--- Start Excerpt to read ---

With reference also to Figure 5, audio and video are captured by video camera and 
microphone 210, and digitized 502 in video and audio capture circuitry, compressed 
in processor 204 and memory 206, operating under control of software in memory 
206, and transmitted 504 over network interface 208 and computer network 218. 

[0019] In another embodiment, processor 204 of videoconference station 
202 runs programs under an operating system such as Microsoft Windows. In this 
embodiment display memory of a selected videoconference station is read to obtain 
images; these images are then compressed and transmitted as a compressed video 
stream. These images may include video images from a camera in a window. 

[0020] Video is transmitted to a server 220. Audio is transmitted as 
compressed audio streams 250, 251 to the server 220. An individual stream is 
illustrated in Figure 3. These streams 250, 251 are received 506 as a sequence of 
packets 306, each packet having a routing header 301. Each packet may include part 
or all of an audio compression block, where each compression block has a block 
header 302 and a body 304 of compressed audio data, at the server's network interface 
224. Block header 302 includes identification of the transmitting videoconference 
station 202, and may include identification of a particular compression algorithm used 
by videoconference station 202.

--- End Excerpt to read ---

Exercise aim:
Transcribe the videoconferencing passage word for word, beginning at "[0019] In another" and stopping after "in a window.".

--- Start Stored rows ---

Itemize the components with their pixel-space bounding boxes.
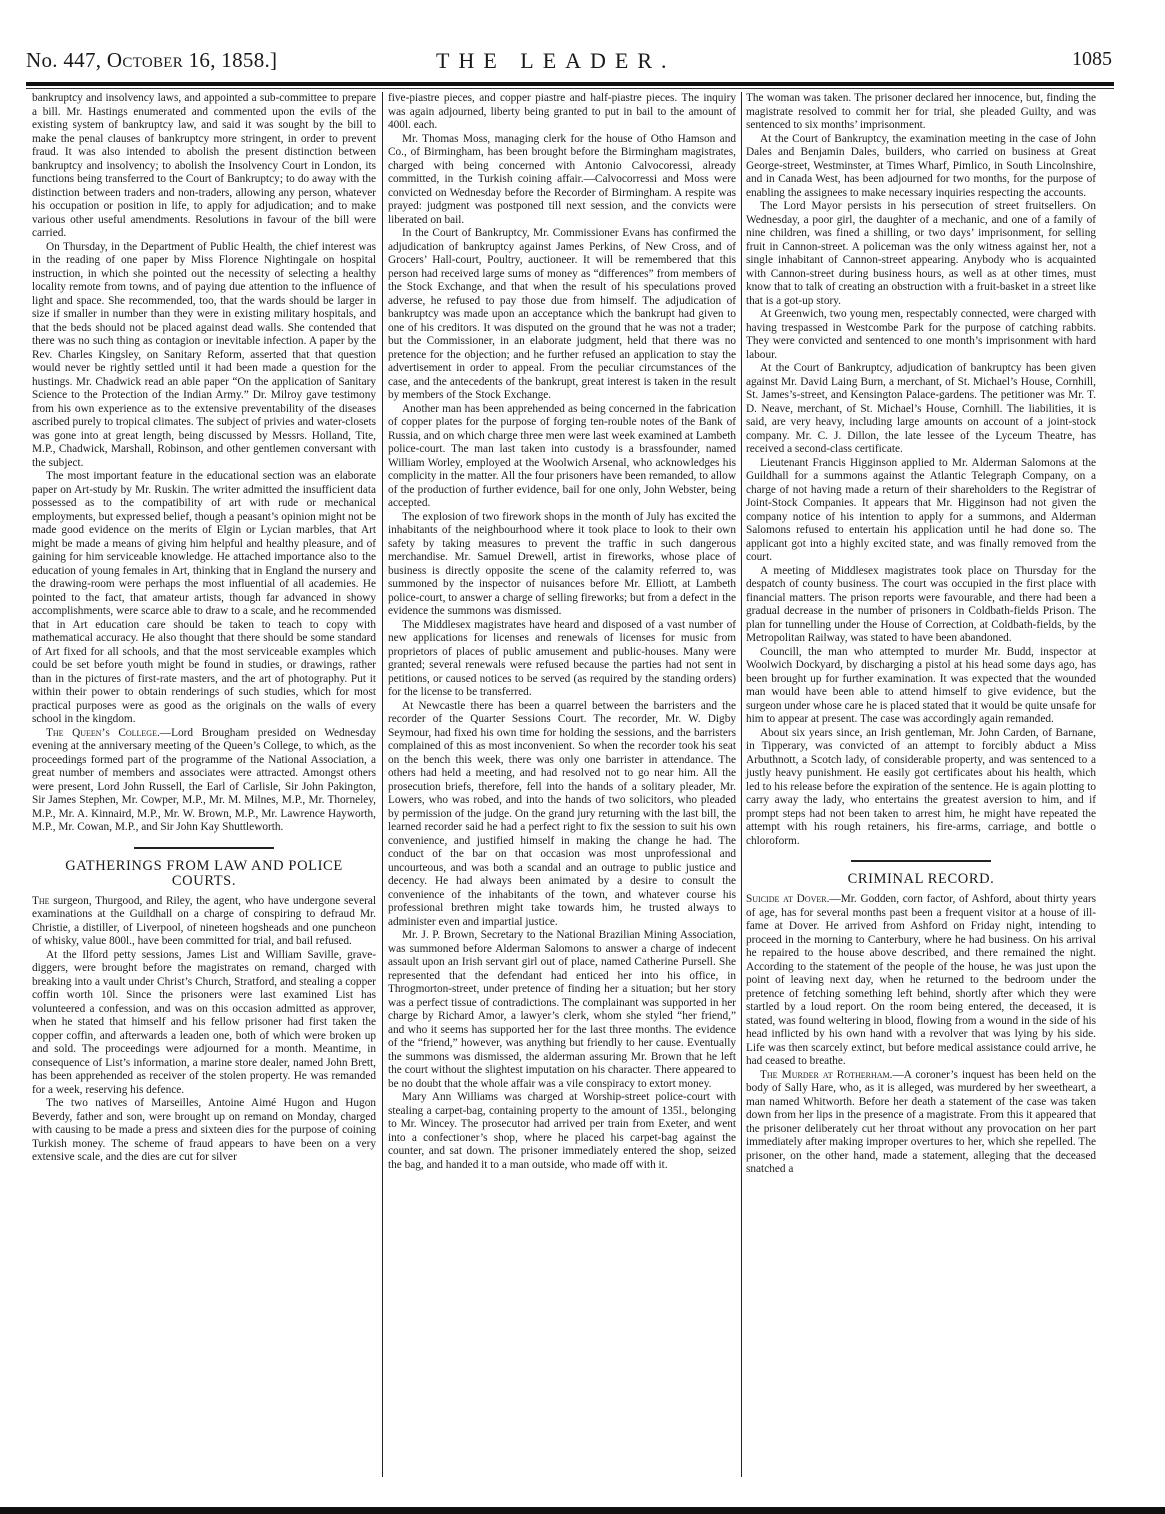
drop-word: The bbox=[32, 894, 50, 907]
publication-date: October 16, 1858.] bbox=[106, 48, 278, 72]
section-separator bbox=[851, 860, 991, 862]
article-paragraph: The Lord Mayor persists in his persecution of street fruitsellers. On Wednesday, a poor girl, the daughter of a mechanic, and one of a family of nine children, was fined a shilling, or two days’ imprisonment, for selling fruit in Cannon-street. A policeman was the only witness against her, not a single inhabitant of Cannon-street appearing. Anybody who is acquainted with Cannon-street during business hours, as well as at other times, must know that to talk of creating an obstruction with a fruit-basket in a street like that is a got-up story. bbox=[746, 200, 1096, 307]
suicide-at-dover-paragraph bbox=[746, 893, 1096, 1069]
article-paragraph: Another man has been apprehended as being concerned in the fabrication of copper plates for the purpose of forging ten-rouble notes of the Bank of Russia, and on which charge three men were last week examined at Lambeth police-court. The man last taken into custody is a brassfounder, named William Worley, employed at the Woolwich Arsenal, who acknowledges his complicity in the matter. All the four prisoners have been remanded, to allow of the production of further evidence, bail for one only, John Webster, being accepted. bbox=[388, 402, 736, 509]
column-divider bbox=[382, 92, 383, 1477]
section-heading-criminal-record: CRIMINAL RECORD. bbox=[847, 871, 995, 887]
article-paragraph: The explosion of two firework shops in the month of July has excited the inhabitants of the neighbourhood where it took place to look to their own safety by taking measures to prevent the traffic in such dangerous merchandise. Mr. Samuel Drewell, artist in fireworks, whose place of business is directly opposite the scene of the calamity referred to, was summoned by the inspector of nuisances before Mr. Elliott, at Lambeth police-court, to answer a charge of selling fireworks; but from a defect in the evidence the summons was dismissed. bbox=[388, 510, 736, 617]
section-heading-law-police: GATHERINGS FROM LAW AND POLICE COURTS. bbox=[65, 857, 343, 889]
article-paragraph: Mr. Thomas Moss, managing clerk for the house of Otho Hamson and Co., of Birmingham, has been brought before the Birmingham magistrates, charged with being concerned with Antonio Calvocoressi, already committed, in the Turkish coining affair.—Calvocorressi and Moss were convicted on Wednesday before the Recorder of Birmingham. A respite was prayed: judgment was postponed till next session, and the convicts were liberated on bail. bbox=[388, 132, 736, 226]
article-paragraph: five-piastre pieces, and copper piastre and half-piastre pieces. The inquiry was again adjourned, liberty being granted to put in bail to the amount of 400l. each. bbox=[388, 92, 736, 131]
section-separator bbox=[134, 847, 274, 849]
scan-bottom-border bbox=[0, 1507, 1165, 1514]
article-paragraph: Councill, the man who attempted to murder Mr. Budd, inspector at Woolwich Dockyard, by discharging a pistol at his head some days ago, has been brought up for further examination. It was expected that the wounded man would have been able to attend himself to give evidence, but the surgeon under whose care he is placed stated that it would be quite unsafe for him to appear at present. The case was accordingly again remanded. bbox=[746, 645, 1096, 725]
paragraph-text: surgeon, Thurgood, and Riley, the agent, who have undergone several examinations at the Guildhall on a charge of conspiring to defraud Mr. Christie, a distiller, of Liverpool, of nineteen hogsheads and one puncheon of whisky, value 800l., have been committed for trial, and bail refused. bbox=[32, 894, 376, 947]
article-paragraph: In the Court of Bankruptcy, Mr. Commissioner Evans has confirmed the adjudication of bankruptcy against James Perkins, of New Cross, and of Grocers’ Hall-court, Poultry, auctioneer. It will be remembered that this person had received large sums of money as “differences” from members of the Stock Exchange, and that when the result of his speculations proved adverse, he refused to pay those due from himself. The adjudication of bankruptcy was made upon an acceptance which the bankrupt had given to one of his creditors. It was disputed on the ground that he was not a trader; but the Commissioner, in an elaborate judgment, held that there was no pretence for the objection; and he further refused an application to stay the advertisement in order to appeal. From the peculiar circumstances of the case, and the antecedents of the bankrupt, great interest is taken in the result by members of the Stock Exchange. bbox=[388, 227, 736, 401]
article-paragraph: At the Court of Bankruptcy, the examination meeting in the case of John Dales and Benjamin Dales, builders, who carried on business at Great George-street, Westminster, at Times Wharf, Pimlico, in South Lincolnshire, and in Canada West, has been adjourned for two months, for the purpose of enabling the assignees to make necessary inquiries respecting the accounts. bbox=[746, 132, 1096, 199]
column-left bbox=[32, 92, 376, 1165]
article-paragraph: A meeting of Middlesex magistrates took place on Thursday for the despatch of county business. The court was occupied in the first place with financial matters. The prison reports were favourable, and there had been a gradual decrease in the number of prisoners in Coldbath-fields Prison. The plan for tunnelling under the House of Correction, at Coldbath-fields, by the Metropolitan Railway, was stated to have been abandoned. bbox=[746, 564, 1096, 644]
article-paragraph: Mr. J. P. Brown, Secretary to the National Brazilian Mining Association, was summoned before Alderman Salomons to answer a charge of indecent assault upon an Irish servant girl out of place, named Catherine Pursell. She represented that the defendant had enticed her into his office, in Throgmorton-street, under pretence of finding her a situation; but her story was a perfect tissue of contradictions. The complainant was supported in her charge by Richard Amor, a lawyer’s clerk, whom she styled “her friend,” and who it seems has supported her for the last three months. The evidence of the “friend,” however, was anything but friendly to her cause. Eventually the summons was dismissed, the alderman assuring Mr. Brown that he left the court without the slightest imputation on his character. There appeared to be no doubt that the whole affair was a vile conspiracy to extort money. bbox=[388, 929, 736, 1090]
page-number: 1085 bbox=[1072, 48, 1112, 70]
header-rule bbox=[26, 82, 1114, 86]
paragraph-text: —Lord Brougham presided on Wednesday evening at the anniversary meeting of the Queen’s College, to which, as the proceedings formed part of the programme of the National Association, a great number of members and associates were attracted. Amongst others were present, Lord John Russell, the Earl of Carlisle, Sir John Pakington, Sir James Stephen, Mr. Cowper, M.P., Mr. M. Milnes, M.P., Mr. Thorneley, M.P., Mr. A. Kinnaird, M.P., Mr. W. Brown, M.P., Mr. Lawrence Hayworth, M.P., Mr. Cowan, M.P., and Sir John Kay Shuttleworth. bbox=[32, 726, 376, 833]
run-in-heading: The Murder at Rotherham. bbox=[760, 1068, 893, 1081]
column-right bbox=[746, 92, 1096, 1177]
run-in-heading: Suicide at Dover. bbox=[746, 893, 830, 905]
queens-college-paragraph bbox=[32, 727, 376, 835]
article-paragraph: Mary Ann Williams was charged at Worship-street police-court with stealing a carpet-bag, containing property to the amount of 135l., belonging to Mr. Wincey. The prosecutor had arrived per train from Exeter, and went into a confectioner’s shop, where he placed his carpet-bag against the counter, and sat down. The prisoner immediately entered the shop, seized the bag, and handed it to a man outside, who made off with it. bbox=[388, 1091, 736, 1171]
article-paragraph: Lieutenant Francis Higginson applied to Mr. Alderman Salomons at the Guildhall for a summons against the Atlantic Telegraph Company, on a charge of not having made a return of their shareholders to the Registrar of Joint-Stock Companies. It appears that Mr. Higginson had not given the company notice of his intention to apply for a summons, and Alderman Salomons refused to entertain his application until he had done so. The applicant got into a highly excited state, and was finally removed from the court. bbox=[746, 456, 1096, 563]
article-paragraph bbox=[32, 895, 376, 949]
murder-at-rotherham-paragraph bbox=[746, 1069, 1096, 1177]
article-paragraph: The woman was taken. The prisoner declared her innocence, but, finding the magistrate resolved to commit her for trial, she pleaded Guilty, and was sentenced to six months’ imprisonment. bbox=[746, 92, 1096, 131]
paragraph-text: —Mr. Godden, corn factor, of Ashford, about thirty years of age, has for several months past been a frequent visitor at a house of ill-fame at Dover. He arrived from Ashford on Friday night, intending to proceed in the morning to Canterbury, where he had business. On his arrival he repaired to the house above described, and there remained the night. According to the statement of the people of the house, he was just upon the point of leaving next day, when he returned to the bedroom under the pretence of fetching something left behind, shortly after which they were startled by a loud report. On the room being entered, the deceased, it is stated, was found weltering in blood, flowing from a wound in the side of his head inflicted by his own hand with a revolver that was lying by his side. Life was then scarcely extinct, but before medical assistance could arrive, he had ceased to breathe. bbox=[746, 893, 1096, 1067]
article-paragraph: On Thursday, in the Department of Public Health, the chief interest was in the reading of one paper by Miss Florence Nightingale on hospital instruction, in which she pointed out the necessity of selecting a healthy locality remote from towns, and of paying due attention to the influence of light and space. She recommended, too, that the wards should be larger in size if smaller in number than they were in existing military hospitals, and that the beds should not be placed against dead walls. She contended that there was no such thing as contagion or inevitable infection. A paper by the Rev. Charles Kingsley, on Sanitary Reform, asserted that that question would never be rightly settled until it had been made a question for the hustings. Mr. Chadwick read an able paper “On the application of Sanitary Science to the Protection of the Indian Army.” Dr. Milroy gave testimony from his own experience as to the extensive preventability of the diseases ascribed purely to tropical climates. The subject of privies and water-closets was gone into at great length, being discussed by Messrs. Holland, Tite, M.P., Chadwick, Marshall, Robinson, and other gentlemen conversant with the subject. bbox=[32, 240, 376, 469]
header-rule-thin bbox=[26, 88, 1114, 89]
article-paragraph: At the Ilford petty sessions, James List and William Saville, grave-diggers, were brought before the magistrates on remand, charged with breaking into a vault under Christ’s Church, Stratford, and stealing a copper coffin worth 10l. Since the prisoners were last examined List has volunteered a confession, and was on this occasion admitted as approver, when he stated that himself and his fellow prisoner had first taken the copper coffin, and afterwards a leaden one, both of which were broken up and sold. The proceedings were adjourned for a month. Meantime, in consequence of List’s information, a marine store dealer, named John Brett, has been apprehended as receiver of the stolen property. He was remanded for a week, reserving his defence. bbox=[32, 948, 376, 1096]
article-paragraph: The Middlesex magistrates have heard and disposed of a vast number of new applications for licenses and renewals of licenses for music from proprietors of places of public amusement and public-houses. Many were granted; several renewals were refused because the parties had not sent in petitions, or caused notices to be served (as required by the standing orders) for the license to be transferred. bbox=[388, 618, 736, 698]
issue-number: No. 447, bbox=[26, 48, 102, 72]
article-paragraph: At Greenwich, two young men, respectably connected, were charged with having trespassed in Westcombe Park for the purpose of catching rabbits. They were convicted and sentenced to one month’s imprisonment with hard labour. bbox=[746, 308, 1096, 361]
newspaper-title: THE LEADER. bbox=[436, 48, 676, 73]
article-paragraph: At the Court of Bankruptcy, adjudication of bankruptcy has been given against Mr. David Laing Burn, a merchant, of St. Michael’s House, Cornhill, St. James’s-street, and Kensington Palace-gardens. The petitioner was Mr. T. D. Neave, merchant, of St. Michael’s House, Cornhill. The liabilities, it is said, are very heavy, including large amounts on account of a joint-stock company. Mr. C. J. Dillon, the late lessee of the Lyceum Theatre, has received a second-class certificate. bbox=[746, 362, 1096, 455]
column-middle bbox=[388, 92, 736, 1172]
article-paragraph: bankruptcy and insolvency laws, and appointed a sub-committee to prepare a bill. Mr. Hastings enumerated and commented upon the evils of the existing system of bankruptcy law, and said it was sought by the bill to make the penal clauses of bankruptcy more stringent, in order to prevent fraud. It was also intended to abolish the present distinction between bankruptcy and insolvency; to abolish the Insolvency Court in London, its functions being transferred to the Court of Bankruptcy; to do away with the distinction between traders and non-traders, allowing any person, whatever his occupation or position in life, to apply for adjudication; and to make various other useful amendments. Resolutions in favour of the bill were carried. bbox=[32, 92, 376, 239]
column-divider bbox=[741, 92, 742, 1477]
article-paragraph: The two natives of Marseilles, Antoine Aimé Hugon and Hugon Beverdy, father and son, were brought up on remand on Monday, charged with causing to be made a press and sixteen dies for the purpose of coining Turkish money. The scheme of fraud appears to have been on a very extensive scale, and the dies are cut for silver bbox=[32, 1097, 376, 1163]
article-paragraph: The most important feature in the educational section was an elaborate paper on Art-study by Mr. Ruskin. The writer admitted the insufficient data possessed as to the compatibility of art with rude or mechanical employments, but expressed belief, though a peasant’s opinion might not be made good evidence on the merits of Elgin or Lycian marbles, that Art might be made a means of giving him helpful and healthy pleasure, and of gaining for him serviceable knowledge. He attached importance also to the education of young females in Art, thinking that in England the nursery and the drawing-room were perhaps the most influential of all academies. He pointed to the fact, that amateur artists, though far advanced in showy accomplishments, were scarce able to draw to a scale, and he recommended that in Art education care should be taken to teach to copy with mathematical accuracy. He also thought that there should be some standard of Art fixed for all schools, and that the most serviceable examples which could be set before youth might be found in studies, or drawings, rather than in the pictures of first-rate masters, and the art of photography. Put it within their power to obtain renderings of such studies, which for most practical purposes were as good as the originals on the walls of every school in the kingdom. bbox=[32, 470, 376, 725]
issue-date bbox=[26, 48, 277, 73]
run-in-heading: The Queen’s College. bbox=[46, 726, 160, 739]
article-paragraph: At Newcastle there has been a quarrel between the barristers and the recorder of the Quarter Sessions Court. The recorder, Mr. W. Digby Seymour, had fixed his own time for holding the sessions, and the barristers complained of this as most inconvenient. So when the recorder took his seat on the bench this week, there was only one barrister in attendance. The others had held a meeting, and had resolved not to go near him. All the prosecution briefs, therefore, fell into the hands of a solitary pleader, Mr. Lowers, who was robed, and into the hands of two solicitors, who pleaded by permission of the judge. On the grand jury returning with the last bill, the learned recorder said he had a perfect right to fix the session to suit his own convenience, and justified himself in making the change he had. The conduct of the bar on that occasion was most unprofessional and uncourteous, and was both a scandal and an outrage to public justice and decency. He had always been animated by a desire to consult the convenience of the inhabitants of the town, and whatever course his professional brethren might take towards him, he trusted always to administer even and impartial justice. bbox=[388, 699, 736, 928]
paragraph-text: —A coroner’s inquest has been held on the body of Sally Hare, who, as it is alleged, was murdered by her sweetheart, a man named Whitworth. Before her death a statement of the case was taken down from her lips in the presence of a magistrate. From this it appeared that the prisoner deliberately cut her throat without any provocation on her part immediately after making improper overtures to her, which she repelled. The prisoner, on the other hand, made a statement, alleging that the deceased snatched a bbox=[746, 1068, 1096, 1175]
article-paragraph: About six years since, an Irish gentleman, Mr. John Carden, of Barnane, in Tipperary, was convicted of an attempt to forcibly abduct a Miss Arbuthnott, a Scotch lady, of considerable property, and was sentenced to a justly heavy punishment. He easily got certificates about his health, which led to his release before the expiration of the sentence. He is again plotting to carry away the lady, who entertains the greatest aversion to him, and if prompt steps had not been taken to arrest him, he might have repeated the attempt with his rough retainers, his fire-arms, carriage, and bottle o chloroform. bbox=[746, 726, 1096, 847]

--- End Stored rows ---

Right answer:
[0019] In another embodiment, processor 204 of videoconference station 
202 runs programs under an operating system such as Microsoft Windows. In this 
embodiment display memory of a selected videoconference station is read to obtain 
images; these images are then compressed and transmitted as a compressed video 
stream. These images may include video images from a camera in a window.